**A block of data:**
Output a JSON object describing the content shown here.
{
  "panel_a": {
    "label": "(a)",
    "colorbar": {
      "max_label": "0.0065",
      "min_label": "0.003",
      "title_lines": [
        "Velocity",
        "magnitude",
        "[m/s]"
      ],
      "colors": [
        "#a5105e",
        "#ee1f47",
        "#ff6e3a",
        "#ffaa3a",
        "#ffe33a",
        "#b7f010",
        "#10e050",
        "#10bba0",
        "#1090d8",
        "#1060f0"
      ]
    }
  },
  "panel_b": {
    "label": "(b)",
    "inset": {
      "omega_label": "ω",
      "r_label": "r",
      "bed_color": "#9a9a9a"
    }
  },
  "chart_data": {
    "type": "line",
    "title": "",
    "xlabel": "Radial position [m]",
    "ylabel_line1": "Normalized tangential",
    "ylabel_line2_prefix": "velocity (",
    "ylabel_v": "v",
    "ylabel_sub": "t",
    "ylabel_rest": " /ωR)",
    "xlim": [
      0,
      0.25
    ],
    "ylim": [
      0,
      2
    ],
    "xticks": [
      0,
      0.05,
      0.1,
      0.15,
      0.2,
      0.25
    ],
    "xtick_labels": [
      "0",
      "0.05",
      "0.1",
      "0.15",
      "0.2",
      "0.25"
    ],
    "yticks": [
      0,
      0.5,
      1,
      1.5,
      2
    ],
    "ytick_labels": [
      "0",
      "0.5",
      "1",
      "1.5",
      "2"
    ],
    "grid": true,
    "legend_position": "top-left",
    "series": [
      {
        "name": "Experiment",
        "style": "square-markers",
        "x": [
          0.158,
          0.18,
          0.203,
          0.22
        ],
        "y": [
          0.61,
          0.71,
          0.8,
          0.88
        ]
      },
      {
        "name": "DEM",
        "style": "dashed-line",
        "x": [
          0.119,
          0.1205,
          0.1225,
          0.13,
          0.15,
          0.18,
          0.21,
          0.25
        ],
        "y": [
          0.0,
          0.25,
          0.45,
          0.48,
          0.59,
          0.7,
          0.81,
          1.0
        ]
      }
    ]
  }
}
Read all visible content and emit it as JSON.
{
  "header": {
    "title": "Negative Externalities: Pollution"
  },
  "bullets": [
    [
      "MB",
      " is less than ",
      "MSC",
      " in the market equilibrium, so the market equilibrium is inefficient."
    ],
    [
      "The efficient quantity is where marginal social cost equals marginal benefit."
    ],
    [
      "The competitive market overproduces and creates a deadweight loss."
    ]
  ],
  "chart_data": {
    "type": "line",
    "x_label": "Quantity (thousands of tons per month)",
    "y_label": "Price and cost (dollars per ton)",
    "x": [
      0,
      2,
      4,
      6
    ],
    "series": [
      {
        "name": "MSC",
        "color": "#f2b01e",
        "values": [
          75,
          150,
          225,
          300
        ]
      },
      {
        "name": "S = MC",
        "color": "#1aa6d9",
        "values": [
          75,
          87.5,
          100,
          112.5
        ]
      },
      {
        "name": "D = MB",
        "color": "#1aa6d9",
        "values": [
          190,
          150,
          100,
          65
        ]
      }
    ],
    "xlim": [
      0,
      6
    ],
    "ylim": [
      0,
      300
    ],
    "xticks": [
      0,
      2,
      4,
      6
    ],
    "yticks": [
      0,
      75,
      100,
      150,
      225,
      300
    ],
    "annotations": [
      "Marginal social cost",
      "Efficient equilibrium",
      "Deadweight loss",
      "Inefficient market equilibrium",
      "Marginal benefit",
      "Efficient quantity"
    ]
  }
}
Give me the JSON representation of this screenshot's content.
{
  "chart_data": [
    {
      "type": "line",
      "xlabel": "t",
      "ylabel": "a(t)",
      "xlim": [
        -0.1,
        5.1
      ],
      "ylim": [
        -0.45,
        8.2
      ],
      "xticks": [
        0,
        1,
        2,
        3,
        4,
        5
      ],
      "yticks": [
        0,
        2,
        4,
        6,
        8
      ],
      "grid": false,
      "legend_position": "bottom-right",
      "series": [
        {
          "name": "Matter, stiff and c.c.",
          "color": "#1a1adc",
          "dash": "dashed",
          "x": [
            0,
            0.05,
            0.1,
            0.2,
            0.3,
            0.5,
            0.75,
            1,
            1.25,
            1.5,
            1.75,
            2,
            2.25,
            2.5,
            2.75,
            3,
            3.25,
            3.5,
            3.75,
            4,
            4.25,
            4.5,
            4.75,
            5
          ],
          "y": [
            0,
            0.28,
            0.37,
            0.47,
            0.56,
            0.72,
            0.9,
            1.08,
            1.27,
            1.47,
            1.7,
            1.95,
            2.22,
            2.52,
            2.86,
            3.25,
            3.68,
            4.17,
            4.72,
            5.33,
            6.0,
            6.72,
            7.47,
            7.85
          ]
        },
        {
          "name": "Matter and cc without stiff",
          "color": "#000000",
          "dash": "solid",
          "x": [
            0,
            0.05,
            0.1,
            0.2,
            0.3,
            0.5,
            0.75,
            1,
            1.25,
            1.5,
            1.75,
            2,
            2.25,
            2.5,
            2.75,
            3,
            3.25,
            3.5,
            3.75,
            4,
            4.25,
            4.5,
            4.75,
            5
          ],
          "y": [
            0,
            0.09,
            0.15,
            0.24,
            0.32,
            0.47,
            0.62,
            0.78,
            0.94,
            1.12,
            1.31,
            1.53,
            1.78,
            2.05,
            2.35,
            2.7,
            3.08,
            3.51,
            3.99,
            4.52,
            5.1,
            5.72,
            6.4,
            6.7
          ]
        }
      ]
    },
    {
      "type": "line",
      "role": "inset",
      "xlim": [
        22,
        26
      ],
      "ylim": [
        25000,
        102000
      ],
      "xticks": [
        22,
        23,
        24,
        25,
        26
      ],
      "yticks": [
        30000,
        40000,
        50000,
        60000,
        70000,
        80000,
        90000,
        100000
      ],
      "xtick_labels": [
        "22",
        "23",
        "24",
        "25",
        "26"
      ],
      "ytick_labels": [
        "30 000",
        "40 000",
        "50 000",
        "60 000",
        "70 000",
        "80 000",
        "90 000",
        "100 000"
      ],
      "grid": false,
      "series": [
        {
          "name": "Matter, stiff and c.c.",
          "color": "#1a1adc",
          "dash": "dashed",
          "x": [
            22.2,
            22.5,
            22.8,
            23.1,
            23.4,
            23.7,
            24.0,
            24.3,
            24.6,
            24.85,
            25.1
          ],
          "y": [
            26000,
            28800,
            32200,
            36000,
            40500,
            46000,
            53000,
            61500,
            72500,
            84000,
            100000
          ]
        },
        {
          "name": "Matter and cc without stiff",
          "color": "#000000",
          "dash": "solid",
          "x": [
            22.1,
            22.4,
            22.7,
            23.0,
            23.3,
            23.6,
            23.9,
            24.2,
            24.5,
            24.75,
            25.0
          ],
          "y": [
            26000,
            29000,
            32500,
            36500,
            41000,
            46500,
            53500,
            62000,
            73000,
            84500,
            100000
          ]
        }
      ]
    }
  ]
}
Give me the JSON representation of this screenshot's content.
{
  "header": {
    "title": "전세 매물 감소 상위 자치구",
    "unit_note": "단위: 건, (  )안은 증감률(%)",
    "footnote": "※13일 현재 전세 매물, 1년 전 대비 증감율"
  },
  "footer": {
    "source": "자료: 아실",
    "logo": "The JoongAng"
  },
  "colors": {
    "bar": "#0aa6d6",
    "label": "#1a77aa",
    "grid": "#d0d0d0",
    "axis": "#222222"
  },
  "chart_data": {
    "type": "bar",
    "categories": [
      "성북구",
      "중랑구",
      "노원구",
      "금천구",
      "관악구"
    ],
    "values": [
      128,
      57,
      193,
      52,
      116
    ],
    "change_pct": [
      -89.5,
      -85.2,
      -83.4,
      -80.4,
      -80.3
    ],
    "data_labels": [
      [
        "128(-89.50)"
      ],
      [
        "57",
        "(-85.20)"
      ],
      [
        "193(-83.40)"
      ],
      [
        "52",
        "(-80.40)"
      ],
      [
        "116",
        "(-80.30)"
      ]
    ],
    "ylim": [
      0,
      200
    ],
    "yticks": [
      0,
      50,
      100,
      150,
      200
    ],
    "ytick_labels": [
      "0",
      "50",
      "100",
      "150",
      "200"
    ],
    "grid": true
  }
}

**Task goal:** Make a copy of each line that contains the string "market".

**Result for this task:**
      " in the market equilibrium, so the market equilibrium is inefficient."
      "The competitive market overproduces and creates a deadweight loss."
      "Inefficient market equilibrium",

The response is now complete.